* Task objective: Set down the material below in full, matching it exactly.

Data records

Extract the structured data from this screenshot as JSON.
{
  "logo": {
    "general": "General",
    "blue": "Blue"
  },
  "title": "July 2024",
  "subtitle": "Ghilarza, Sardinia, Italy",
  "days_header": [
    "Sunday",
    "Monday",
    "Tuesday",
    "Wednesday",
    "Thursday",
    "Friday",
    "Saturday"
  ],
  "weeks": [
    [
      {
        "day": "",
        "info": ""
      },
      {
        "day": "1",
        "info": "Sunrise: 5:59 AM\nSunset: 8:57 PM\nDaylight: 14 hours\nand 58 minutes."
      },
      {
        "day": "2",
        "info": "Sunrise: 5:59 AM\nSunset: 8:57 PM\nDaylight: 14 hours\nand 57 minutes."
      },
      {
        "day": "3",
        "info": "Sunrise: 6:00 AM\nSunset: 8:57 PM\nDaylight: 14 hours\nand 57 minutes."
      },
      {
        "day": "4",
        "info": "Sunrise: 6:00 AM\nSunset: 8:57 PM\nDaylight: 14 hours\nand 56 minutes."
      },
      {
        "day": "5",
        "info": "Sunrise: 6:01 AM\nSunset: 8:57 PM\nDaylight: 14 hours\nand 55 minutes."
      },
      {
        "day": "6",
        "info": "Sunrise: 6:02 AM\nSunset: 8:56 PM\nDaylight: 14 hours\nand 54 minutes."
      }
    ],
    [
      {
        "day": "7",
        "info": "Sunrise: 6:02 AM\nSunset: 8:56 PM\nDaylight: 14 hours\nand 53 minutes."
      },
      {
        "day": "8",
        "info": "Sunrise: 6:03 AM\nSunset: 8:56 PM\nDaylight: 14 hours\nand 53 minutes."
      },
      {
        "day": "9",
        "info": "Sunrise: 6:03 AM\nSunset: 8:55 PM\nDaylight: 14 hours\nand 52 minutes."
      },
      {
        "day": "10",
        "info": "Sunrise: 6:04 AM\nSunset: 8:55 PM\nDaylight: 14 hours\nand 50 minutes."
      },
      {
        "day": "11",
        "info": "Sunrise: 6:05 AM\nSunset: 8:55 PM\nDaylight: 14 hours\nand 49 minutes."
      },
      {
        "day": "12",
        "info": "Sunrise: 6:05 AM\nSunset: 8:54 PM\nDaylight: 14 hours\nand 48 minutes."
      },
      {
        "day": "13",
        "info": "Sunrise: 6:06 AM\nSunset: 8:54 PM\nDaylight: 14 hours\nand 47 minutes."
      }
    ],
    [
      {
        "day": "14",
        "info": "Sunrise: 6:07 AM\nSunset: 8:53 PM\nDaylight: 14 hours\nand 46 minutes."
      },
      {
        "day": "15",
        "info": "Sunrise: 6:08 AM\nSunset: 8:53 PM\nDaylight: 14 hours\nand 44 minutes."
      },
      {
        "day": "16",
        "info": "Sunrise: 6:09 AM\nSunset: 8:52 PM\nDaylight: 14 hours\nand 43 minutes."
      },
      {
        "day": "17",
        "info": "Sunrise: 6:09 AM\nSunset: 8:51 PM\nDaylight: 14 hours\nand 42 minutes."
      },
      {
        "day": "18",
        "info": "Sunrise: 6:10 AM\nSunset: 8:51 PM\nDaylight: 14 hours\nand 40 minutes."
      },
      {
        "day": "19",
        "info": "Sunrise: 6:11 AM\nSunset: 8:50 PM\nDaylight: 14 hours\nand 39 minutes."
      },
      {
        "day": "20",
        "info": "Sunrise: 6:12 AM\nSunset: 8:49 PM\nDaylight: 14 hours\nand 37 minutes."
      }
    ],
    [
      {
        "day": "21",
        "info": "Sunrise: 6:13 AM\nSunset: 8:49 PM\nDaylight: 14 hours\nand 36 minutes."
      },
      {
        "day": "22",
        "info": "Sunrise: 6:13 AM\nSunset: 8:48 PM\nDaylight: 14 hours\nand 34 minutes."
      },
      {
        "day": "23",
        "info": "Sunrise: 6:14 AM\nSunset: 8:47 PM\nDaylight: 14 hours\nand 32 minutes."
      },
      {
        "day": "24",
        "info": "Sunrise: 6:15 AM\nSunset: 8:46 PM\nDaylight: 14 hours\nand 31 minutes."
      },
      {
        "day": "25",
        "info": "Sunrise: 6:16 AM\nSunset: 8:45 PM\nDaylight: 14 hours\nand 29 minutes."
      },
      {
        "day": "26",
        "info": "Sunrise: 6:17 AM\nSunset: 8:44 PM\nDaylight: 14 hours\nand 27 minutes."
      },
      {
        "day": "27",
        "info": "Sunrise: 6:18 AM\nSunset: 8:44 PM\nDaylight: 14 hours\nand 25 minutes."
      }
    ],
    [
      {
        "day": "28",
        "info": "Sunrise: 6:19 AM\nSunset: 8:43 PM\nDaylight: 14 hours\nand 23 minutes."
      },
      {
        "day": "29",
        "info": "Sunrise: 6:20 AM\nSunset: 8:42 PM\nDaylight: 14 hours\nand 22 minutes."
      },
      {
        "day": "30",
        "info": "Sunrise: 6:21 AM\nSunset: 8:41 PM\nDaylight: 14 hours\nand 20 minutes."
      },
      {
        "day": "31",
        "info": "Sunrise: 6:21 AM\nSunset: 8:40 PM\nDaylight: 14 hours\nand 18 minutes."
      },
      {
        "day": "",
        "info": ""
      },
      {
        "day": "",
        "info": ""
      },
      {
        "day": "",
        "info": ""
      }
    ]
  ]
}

* Answer below:
Extract the structured data from this screenshot as JSON.
{
  "logo": {
    "general": "General",
    "blue": "Blue"
  },
  "title": "July 2024",
  "subtitle": "Ghilarza, Sardinia, Italy",
  "days_header": [
    "Sunday",
    "Monday",
    "Tuesday",
    "Wednesday",
    "Thursday",
    "Friday",
    "Saturday"
  ],
  "weeks": [
    [
      {
        "day": "",
        "info": ""
      },
      {
        "day": "1",
        "info": "Sunrise: 5:59 AM\nSunset: 8:57 PM\nDaylight: 14 hours\nand 58 minutes."
      },
      {
        "day": "2",
        "info": "Sunrise: 5:59 AM\nSunset: 8:57 PM\nDaylight: 14 hours\nand 57 minutes."
      },
      {
        "day": "3",
        "info": "Sunrise: 6:00 AM\nSunset: 8:57 PM\nDaylight: 14 hours\nand 57 minutes."
      },
      {
        "day": "4",
        "info": "Sunrise: 6:00 AM\nSunset: 8:57 PM\nDaylight: 14 hours\nand 56 minutes."
      },
      {
        "day": "5",
        "info": "Sunrise: 6:01 AM\nSunset: 8:57 PM\nDaylight: 14 hours\nand 55 minutes."
      },
      {
        "day": "6",
        "info": "Sunrise: 6:02 AM\nSunset: 8:56 PM\nDaylight: 14 hours\nand 54 minutes."
      }
    ],
    [
      {
        "day": "7",
        "info": "Sunrise: 6:02 AM\nSunset: 8:56 PM\nDaylight: 14 hours\nand 53 minutes."
      },
      {
        "day": "8",
        "info": "Sunrise: 6:03 AM\nSunset: 8:56 PM\nDaylight: 14 hours\nand 53 minutes."
      },
      {
        "day": "9",
        "info": "Sunrise: 6:03 AM\nSunset: 8:55 PM\nDaylight: 14 hours\nand 52 minutes."
      },
      {
        "day": "10",
        "info": "Sunrise: 6:04 AM\nSunset: 8:55 PM\nDaylight: 14 hours\nand 50 minutes."
      },
      {
        "day": "11",
        "info": "Sunrise: 6:05 AM\nSunset: 8:55 PM\nDaylight: 14 hours\nand 49 minutes."
      },
      {
        "day": "12",
        "info": "Sunrise: 6:05 AM\nSunset: 8:54 PM\nDaylight: 14 hours\nand 48 minutes."
      },
      {
        "day": "13",
        "info": "Sunrise: 6:06 AM\nSunset: 8:54 PM\nDaylight: 14 hours\nand 47 minutes."
      }
    ],
    [
      {
        "day": "14",
        "info": "Sunrise: 6:07 AM\nSunset: 8:53 PM\nDaylight: 14 hours\nand 46 minutes."
      },
      {
        "day": "15",
        "info": "Sunrise: 6:08 AM\nSunset: 8:53 PM\nDaylight: 14 hours\nand 44 minutes."
      },
      {
        "day": "16",
        "info": "Sunrise: 6:09 AM\nSunset: 8:52 PM\nDaylight: 14 hours\nand 43 minutes."
      },
      {
        "day": "17",
        "info": "Sunrise: 6:09 AM\nSunset: 8:51 PM\nDaylight: 14 hours\nand 42 minutes."
      },
      {
        "day": "18",
        "info": "Sunrise: 6:10 AM\nSunset: 8:51 PM\nDaylight: 14 hours\nand 40 minutes."
      },
      {
        "day": "19",
        "info": "Sunrise: 6:11 AM\nSunset: 8:50 PM\nDaylight: 14 hours\nand 39 minutes."
      },
      {
        "day": "20",
        "info": "Sunrise: 6:12 AM\nSunset: 8:49 PM\nDaylight: 14 hours\nand 37 minutes."
      }
    ],
    [
      {
        "day": "21",
        "info": "Sunrise: 6:13 AM\nSunset: 8:49 PM\nDaylight: 14 hours\nand 36 minutes."
      },
      {
        "day": "22",
        "info": "Sunrise: 6:13 AM\nSunset: 8:48 PM\nDaylight: 14 hours\nand 34 minutes."
      },
      {
        "day": "23",
        "info": "Sunrise: 6:14 AM\nSunset: 8:47 PM\nDaylight: 14 hours\nand 32 minutes."
      },
      {
        "day": "24",
        "info": "Sunrise: 6:15 AM\nSunset: 8:46 PM\nDaylight: 14 hours\nand 31 minutes."
      },
      {
        "day": "25",
        "info": "Sunrise: 6:16 AM\nSunset: 8:45 PM\nDaylight: 14 hours\nand 29 minutes."
      },
      {
        "day": "26",
        "info": "Sunrise: 6:17 AM\nSunset: 8:44 PM\nDaylight: 14 hours\nand 27 minutes."
      },
      {
        "day": "27",
        "info": "Sunrise: 6:18 AM\nSunset: 8:44 PM\nDaylight: 14 hours\nand 25 minutes."
      }
    ],
    [
      {
        "day": "28",
        "info": "Sunrise: 6:19 AM\nSunset: 8:43 PM\nDaylight: 14 hours\nand 23 minutes."
      },
      {
        "day": "29",
        "info": "Sunrise: 6:20 AM\nSunset: 8:42 PM\nDaylight: 14 hours\nand 22 minutes."
      },
      {
        "day": "30",
        "info": "Sunrise: 6:21 AM\nSunset: 8:41 PM\nDaylight: 14 hours\nand 20 minutes."
      },
      {
        "day": "31",
        "info": "Sunrise: 6:21 AM\nSunset: 8:40 PM\nDaylight: 14 hours\nand 18 minutes."
      },
      {
        "day": "",
        "info": ""
      },
      {
        "day": "",
        "info": ""
      },
      {
        "day": "",
        "info": ""
      }
    ]
  ]
}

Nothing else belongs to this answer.